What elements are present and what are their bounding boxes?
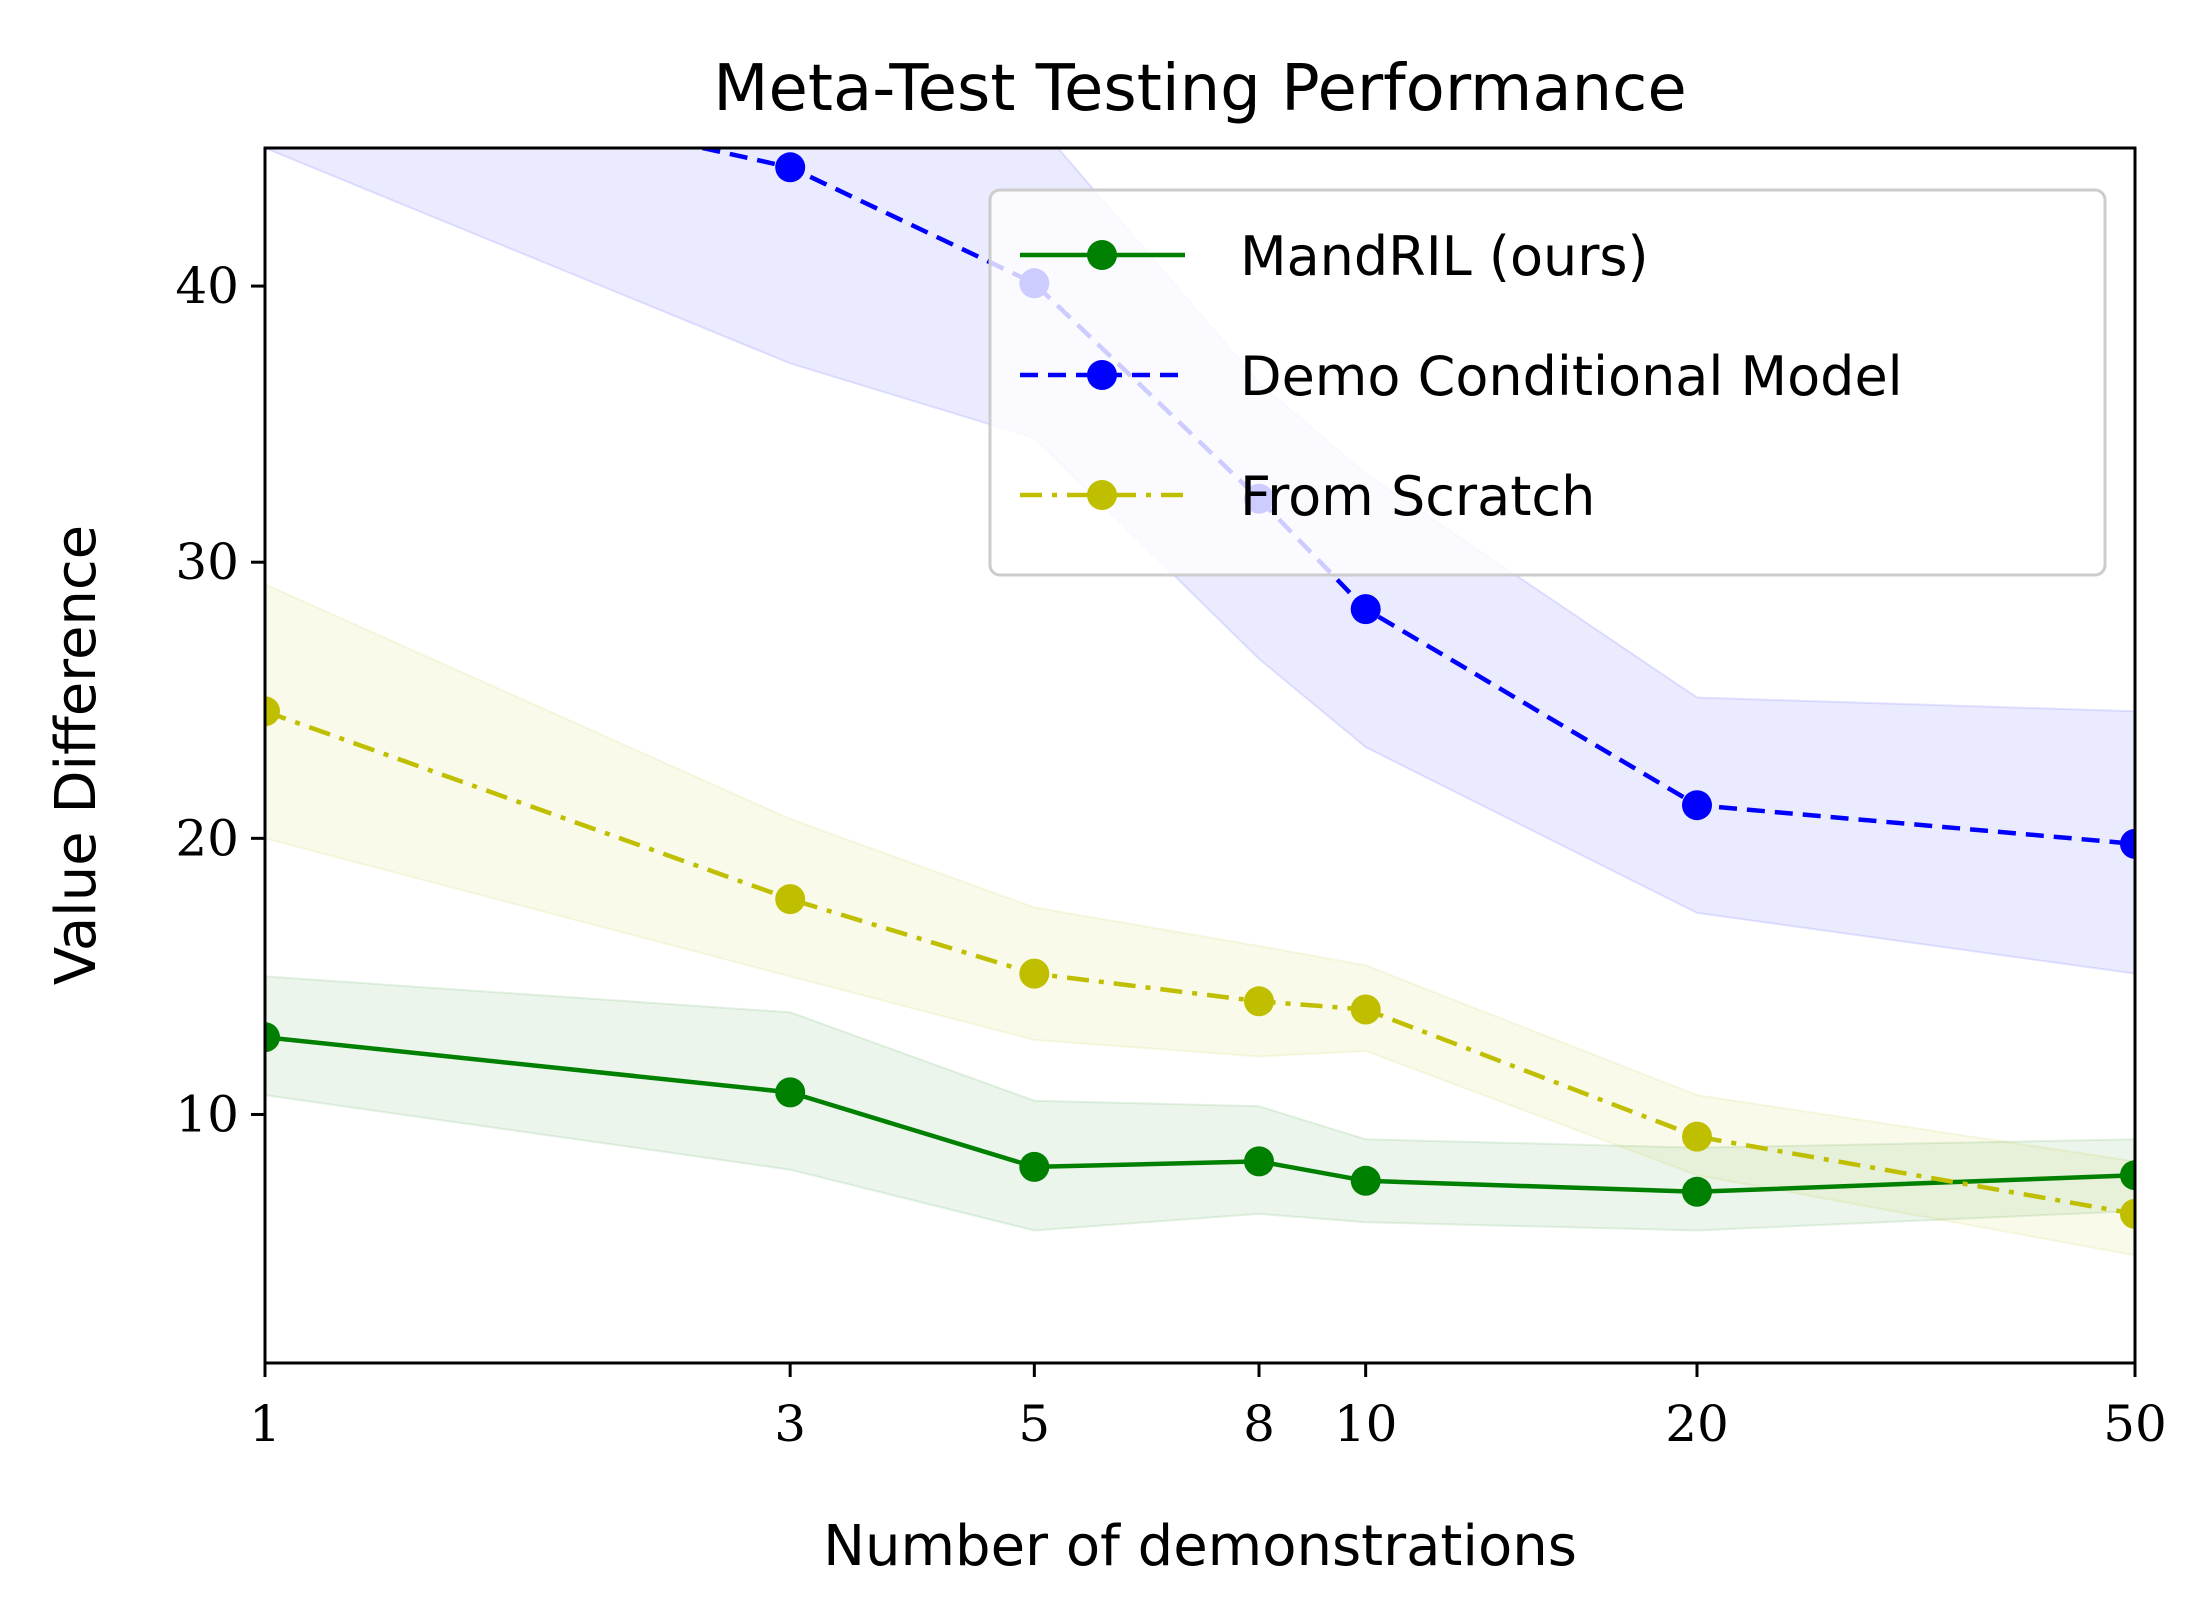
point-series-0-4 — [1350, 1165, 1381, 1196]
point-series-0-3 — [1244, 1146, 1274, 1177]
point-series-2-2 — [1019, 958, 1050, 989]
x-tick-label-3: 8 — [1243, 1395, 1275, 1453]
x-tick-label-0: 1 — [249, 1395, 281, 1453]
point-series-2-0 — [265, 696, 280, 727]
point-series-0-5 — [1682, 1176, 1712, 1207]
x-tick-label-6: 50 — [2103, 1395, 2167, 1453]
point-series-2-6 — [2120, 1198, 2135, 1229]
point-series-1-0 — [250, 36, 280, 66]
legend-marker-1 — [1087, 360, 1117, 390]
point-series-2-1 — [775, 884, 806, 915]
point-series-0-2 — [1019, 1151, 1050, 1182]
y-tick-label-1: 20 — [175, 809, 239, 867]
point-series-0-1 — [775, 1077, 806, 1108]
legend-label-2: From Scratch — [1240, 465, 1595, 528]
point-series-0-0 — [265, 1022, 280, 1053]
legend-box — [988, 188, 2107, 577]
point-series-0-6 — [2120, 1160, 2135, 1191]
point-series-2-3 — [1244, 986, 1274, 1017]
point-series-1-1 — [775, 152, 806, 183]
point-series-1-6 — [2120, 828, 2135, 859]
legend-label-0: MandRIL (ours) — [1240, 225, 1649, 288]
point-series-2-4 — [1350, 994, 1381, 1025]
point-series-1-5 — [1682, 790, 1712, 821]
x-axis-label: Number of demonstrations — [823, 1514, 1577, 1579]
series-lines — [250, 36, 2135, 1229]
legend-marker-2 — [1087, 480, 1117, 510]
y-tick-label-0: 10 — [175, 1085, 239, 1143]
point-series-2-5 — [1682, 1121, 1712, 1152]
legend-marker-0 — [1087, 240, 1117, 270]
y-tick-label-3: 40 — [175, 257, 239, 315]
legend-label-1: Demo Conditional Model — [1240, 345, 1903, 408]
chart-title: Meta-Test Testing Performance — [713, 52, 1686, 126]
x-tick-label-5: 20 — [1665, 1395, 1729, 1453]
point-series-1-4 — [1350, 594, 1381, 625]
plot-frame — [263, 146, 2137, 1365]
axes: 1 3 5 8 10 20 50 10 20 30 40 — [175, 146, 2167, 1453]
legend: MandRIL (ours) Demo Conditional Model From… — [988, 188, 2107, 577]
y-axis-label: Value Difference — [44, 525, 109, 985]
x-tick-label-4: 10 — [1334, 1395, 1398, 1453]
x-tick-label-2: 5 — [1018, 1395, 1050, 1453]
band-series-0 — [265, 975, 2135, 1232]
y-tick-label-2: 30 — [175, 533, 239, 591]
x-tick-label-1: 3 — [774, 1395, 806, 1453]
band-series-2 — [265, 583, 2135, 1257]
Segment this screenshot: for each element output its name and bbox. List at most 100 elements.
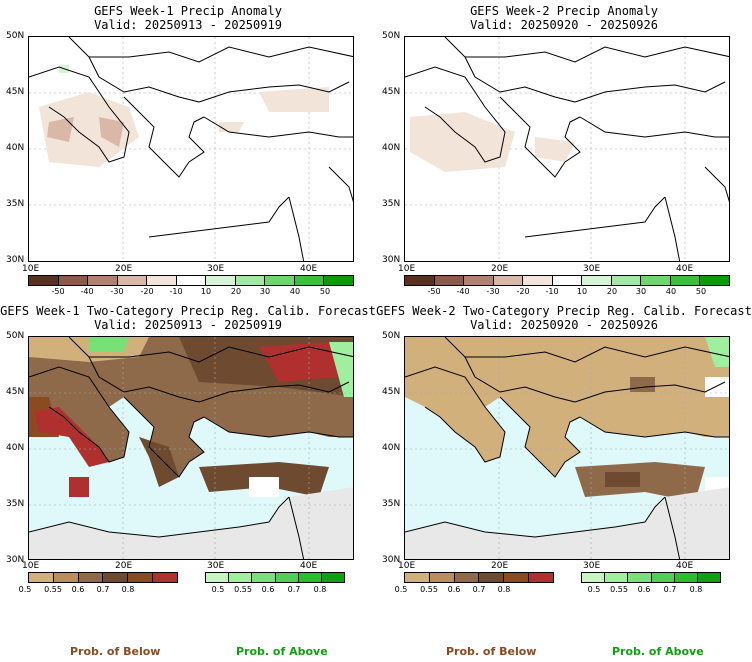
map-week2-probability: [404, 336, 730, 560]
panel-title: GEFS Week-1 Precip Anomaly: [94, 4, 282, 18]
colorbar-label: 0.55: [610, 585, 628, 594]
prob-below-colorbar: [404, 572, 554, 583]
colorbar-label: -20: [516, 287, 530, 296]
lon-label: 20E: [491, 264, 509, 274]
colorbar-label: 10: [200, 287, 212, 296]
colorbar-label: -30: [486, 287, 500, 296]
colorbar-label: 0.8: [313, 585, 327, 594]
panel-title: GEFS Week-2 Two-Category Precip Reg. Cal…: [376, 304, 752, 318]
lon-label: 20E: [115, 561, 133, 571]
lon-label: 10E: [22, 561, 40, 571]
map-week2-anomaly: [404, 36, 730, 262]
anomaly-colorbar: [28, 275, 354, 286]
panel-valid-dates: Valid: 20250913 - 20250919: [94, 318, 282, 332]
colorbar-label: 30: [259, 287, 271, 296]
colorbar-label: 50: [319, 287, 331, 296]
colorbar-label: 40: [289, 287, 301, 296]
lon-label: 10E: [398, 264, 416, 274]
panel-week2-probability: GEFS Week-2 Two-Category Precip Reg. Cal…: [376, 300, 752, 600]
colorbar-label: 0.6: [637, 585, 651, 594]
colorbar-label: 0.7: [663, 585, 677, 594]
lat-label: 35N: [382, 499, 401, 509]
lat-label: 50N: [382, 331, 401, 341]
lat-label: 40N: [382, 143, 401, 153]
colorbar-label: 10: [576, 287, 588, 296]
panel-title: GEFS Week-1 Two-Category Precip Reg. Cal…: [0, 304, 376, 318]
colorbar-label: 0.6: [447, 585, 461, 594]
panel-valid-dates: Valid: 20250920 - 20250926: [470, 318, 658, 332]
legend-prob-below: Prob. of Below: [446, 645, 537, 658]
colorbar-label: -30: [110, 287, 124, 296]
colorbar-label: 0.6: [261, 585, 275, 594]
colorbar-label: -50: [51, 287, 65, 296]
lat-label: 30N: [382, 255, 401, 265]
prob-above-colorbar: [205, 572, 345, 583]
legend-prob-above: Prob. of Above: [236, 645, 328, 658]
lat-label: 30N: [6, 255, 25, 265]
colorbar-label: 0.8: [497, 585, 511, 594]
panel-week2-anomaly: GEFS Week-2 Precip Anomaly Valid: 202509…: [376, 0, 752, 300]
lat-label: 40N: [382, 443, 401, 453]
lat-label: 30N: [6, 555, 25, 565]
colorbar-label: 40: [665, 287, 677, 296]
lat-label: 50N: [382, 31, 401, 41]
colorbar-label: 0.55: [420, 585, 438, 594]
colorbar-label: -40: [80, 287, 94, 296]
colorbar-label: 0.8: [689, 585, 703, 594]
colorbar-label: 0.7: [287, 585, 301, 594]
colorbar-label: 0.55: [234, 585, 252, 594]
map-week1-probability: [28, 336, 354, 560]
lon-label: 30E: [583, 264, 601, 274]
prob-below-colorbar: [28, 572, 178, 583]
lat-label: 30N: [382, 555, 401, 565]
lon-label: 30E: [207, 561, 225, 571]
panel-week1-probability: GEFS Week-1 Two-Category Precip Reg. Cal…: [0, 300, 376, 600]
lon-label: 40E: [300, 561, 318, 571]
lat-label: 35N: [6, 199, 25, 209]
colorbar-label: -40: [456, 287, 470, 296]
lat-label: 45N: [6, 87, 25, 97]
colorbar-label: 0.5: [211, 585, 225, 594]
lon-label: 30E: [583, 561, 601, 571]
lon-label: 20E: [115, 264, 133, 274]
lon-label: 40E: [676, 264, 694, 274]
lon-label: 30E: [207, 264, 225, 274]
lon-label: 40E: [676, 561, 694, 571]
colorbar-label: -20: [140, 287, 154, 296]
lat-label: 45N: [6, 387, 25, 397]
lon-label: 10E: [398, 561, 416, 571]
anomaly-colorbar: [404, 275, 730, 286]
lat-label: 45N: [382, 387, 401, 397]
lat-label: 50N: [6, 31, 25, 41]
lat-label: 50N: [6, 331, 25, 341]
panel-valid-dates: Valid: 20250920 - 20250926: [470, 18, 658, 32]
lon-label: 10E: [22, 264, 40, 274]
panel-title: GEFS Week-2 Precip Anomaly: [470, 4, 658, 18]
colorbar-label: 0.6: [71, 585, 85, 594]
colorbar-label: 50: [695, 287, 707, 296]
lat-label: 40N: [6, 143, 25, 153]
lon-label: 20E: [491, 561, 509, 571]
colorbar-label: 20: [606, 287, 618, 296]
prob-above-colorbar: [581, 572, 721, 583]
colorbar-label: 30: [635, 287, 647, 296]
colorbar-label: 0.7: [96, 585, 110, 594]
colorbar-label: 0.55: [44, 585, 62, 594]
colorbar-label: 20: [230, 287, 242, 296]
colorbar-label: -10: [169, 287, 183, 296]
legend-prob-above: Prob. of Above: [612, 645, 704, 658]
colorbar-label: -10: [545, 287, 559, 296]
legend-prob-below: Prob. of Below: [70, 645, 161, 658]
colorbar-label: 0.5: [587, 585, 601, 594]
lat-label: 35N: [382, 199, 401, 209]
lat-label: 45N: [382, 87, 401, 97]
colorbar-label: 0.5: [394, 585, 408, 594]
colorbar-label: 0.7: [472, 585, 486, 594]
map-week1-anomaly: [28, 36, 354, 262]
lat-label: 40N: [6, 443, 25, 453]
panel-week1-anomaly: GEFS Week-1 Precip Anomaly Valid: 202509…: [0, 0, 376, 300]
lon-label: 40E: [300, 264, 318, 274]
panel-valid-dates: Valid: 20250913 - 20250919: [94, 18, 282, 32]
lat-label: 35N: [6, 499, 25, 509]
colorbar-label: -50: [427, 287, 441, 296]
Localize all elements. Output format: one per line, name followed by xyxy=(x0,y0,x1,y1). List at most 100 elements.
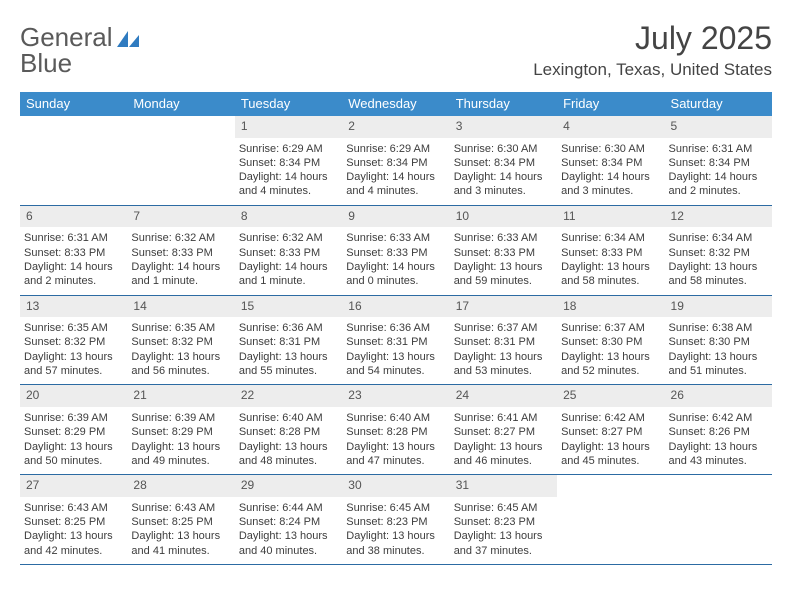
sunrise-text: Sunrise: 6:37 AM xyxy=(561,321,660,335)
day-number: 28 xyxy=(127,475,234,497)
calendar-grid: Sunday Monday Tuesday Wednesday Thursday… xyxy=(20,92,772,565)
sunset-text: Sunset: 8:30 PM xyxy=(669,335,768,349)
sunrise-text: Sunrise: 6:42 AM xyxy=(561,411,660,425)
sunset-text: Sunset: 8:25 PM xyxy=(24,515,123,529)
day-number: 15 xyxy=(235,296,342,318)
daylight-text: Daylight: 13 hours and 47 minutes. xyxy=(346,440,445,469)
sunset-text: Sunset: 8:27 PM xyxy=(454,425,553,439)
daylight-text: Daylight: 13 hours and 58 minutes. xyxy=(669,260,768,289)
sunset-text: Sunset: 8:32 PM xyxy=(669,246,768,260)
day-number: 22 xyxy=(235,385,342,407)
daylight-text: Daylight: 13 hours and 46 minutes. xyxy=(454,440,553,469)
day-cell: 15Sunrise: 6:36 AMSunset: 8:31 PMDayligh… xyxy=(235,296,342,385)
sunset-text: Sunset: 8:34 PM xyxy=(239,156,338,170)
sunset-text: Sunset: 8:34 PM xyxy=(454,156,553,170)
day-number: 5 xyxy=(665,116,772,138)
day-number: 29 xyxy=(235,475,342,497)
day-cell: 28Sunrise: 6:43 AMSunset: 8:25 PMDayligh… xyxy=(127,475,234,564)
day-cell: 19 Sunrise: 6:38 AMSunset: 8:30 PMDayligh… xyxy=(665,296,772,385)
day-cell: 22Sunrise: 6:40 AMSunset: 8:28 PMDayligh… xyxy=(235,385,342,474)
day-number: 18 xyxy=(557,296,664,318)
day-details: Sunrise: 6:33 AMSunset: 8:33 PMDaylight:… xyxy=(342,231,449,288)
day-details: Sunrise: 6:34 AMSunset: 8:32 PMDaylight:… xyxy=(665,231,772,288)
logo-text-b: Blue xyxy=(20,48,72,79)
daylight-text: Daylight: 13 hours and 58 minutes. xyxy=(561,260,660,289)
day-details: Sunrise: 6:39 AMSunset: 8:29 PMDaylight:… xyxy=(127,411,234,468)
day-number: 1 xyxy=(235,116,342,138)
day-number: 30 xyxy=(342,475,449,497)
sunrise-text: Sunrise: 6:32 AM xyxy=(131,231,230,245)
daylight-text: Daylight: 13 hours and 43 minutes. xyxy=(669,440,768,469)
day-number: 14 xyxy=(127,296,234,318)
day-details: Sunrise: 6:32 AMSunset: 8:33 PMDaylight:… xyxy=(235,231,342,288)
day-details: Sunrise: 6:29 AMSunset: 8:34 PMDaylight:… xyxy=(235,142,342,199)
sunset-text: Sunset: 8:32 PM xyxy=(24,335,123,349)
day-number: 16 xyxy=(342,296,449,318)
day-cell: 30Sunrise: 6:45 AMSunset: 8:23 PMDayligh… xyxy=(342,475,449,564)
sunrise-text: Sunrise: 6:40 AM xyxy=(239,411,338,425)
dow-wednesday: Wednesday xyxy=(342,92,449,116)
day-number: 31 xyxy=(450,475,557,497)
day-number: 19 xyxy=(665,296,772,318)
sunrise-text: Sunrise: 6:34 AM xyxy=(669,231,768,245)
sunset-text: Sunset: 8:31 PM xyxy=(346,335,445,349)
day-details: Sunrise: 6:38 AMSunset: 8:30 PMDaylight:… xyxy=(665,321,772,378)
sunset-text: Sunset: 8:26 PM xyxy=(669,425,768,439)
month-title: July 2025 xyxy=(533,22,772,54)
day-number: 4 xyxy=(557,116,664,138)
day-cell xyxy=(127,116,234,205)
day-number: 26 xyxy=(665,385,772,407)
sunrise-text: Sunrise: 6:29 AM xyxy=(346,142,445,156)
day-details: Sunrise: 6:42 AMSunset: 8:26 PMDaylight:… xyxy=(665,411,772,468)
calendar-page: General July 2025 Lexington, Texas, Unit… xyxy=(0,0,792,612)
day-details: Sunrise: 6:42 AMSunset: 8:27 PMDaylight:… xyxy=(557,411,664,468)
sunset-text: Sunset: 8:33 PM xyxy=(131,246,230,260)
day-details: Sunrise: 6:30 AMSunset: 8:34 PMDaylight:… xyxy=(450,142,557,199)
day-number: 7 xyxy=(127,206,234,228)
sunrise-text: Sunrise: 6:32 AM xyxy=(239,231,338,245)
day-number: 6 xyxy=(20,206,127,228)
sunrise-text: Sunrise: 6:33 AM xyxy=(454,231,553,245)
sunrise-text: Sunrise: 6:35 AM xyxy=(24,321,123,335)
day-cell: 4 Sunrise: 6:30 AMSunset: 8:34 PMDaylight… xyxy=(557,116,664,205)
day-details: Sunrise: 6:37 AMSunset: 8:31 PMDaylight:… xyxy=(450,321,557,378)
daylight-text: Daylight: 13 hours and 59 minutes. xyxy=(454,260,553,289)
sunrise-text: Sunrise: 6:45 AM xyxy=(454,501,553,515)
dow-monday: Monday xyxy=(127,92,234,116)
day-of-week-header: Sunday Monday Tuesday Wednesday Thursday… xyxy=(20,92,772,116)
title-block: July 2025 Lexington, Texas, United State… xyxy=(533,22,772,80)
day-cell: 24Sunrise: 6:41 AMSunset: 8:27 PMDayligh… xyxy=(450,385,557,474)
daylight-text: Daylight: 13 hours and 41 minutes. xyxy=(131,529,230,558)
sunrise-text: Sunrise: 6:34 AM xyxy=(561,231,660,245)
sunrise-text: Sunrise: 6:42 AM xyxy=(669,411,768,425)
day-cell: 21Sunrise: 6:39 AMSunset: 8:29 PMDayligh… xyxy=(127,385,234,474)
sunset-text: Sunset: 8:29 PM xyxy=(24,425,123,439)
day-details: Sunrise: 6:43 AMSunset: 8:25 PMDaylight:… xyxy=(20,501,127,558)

**Work instructions:**
Express the lines of the records between the line holding "point-series-0-4 — [1350, 1165, 1381, 1196]" and the line holding "legend-label-1: Demo Conditional", inclusive, as a Markdown table with columns No. and Text. Number each row and skip any blank lines.

**Finished exercise:**
| No. | Text |
|---|---|
| 1 | point-series-0-4 — [1350, 1165, 1381, 1196] |
| 2 | point-series-0-3 — [1244, 1146, 1274, 1177] |
| 3 | point-series-2-2 — [1019, 958, 1050, 989] |
| 4 | x-tick-label-3: 8 — [1243, 1395, 1275, 1453] |
| 5 | x-tick-label-0: 1 — [249, 1395, 281, 1453] |
| 6 | point-series-2-0 — [265, 696, 280, 727] |
| 7 | point-series-0-5 — [1682, 1176, 1712, 1207] |
| 8 | x-tick-label-6: 50 — [2103, 1395, 2167, 1453] |
| 9 | point-series-2-6 — [2120, 1198, 2135, 1229] |
| 10 | point-series-1-0 — [250, 36, 280, 66] |
| 11 | legend-marker-1 — [1087, 360, 1117, 390] |
| 12 | point-series-2-1 — [775, 884, 806, 915] |
| 13 | point-series-0-2 — [1019, 1151, 1050, 1182] |
| 14 | y-tick-label-1: 20 — [175, 809, 239, 867] |
| 15 | point-series-0-1 — [775, 1077, 806, 1108] |
| 16 | legend-label-2: From Scratch — [1240, 465, 1595, 528] |
| 17 | point-series-0-0 — [265, 1022, 280, 1053] |
| 18 | legend-box — [988, 188, 2107, 577] |
| 19 | point-series-0-6 — [2120, 1160, 2135, 1191] |
| 20 | point-series-2-3 — [1244, 986, 1274, 1017] |
| 21 | point-series-1-1 — [775, 152, 806, 183] |
| 22 | point-series-1-6 — [2120, 828, 2135, 859] |
| 23 | legend-label-0: MandRIL (ours) — [1240, 225, 1649, 288] |
| 24 | point-series-2-4 — [1350, 994, 1381, 1025] |
| 25 | point-series-1-5 — [1682, 790, 1712, 821] |
| 26 | x-axis-label: Number of demonstrations — [823, 1514, 1577, 1579] |
| 27 | series-lines — [250, 36, 2135, 1229] |
| 28 | legend-marker-2 — [1087, 480, 1117, 510] |
| 29 | y-tick-label-0: 10 — [175, 1085, 239, 1143] |
| 30 | point-series-2-5 — [1682, 1121, 1712, 1152] |
| 31 | legend-marker-0 — [1087, 240, 1117, 270] |
| 32 | y-tick-label-3: 40 — [175, 257, 239, 315] |
| 33 | legend-label-1: Demo Conditional Model — [1240, 345, 1903, 408] |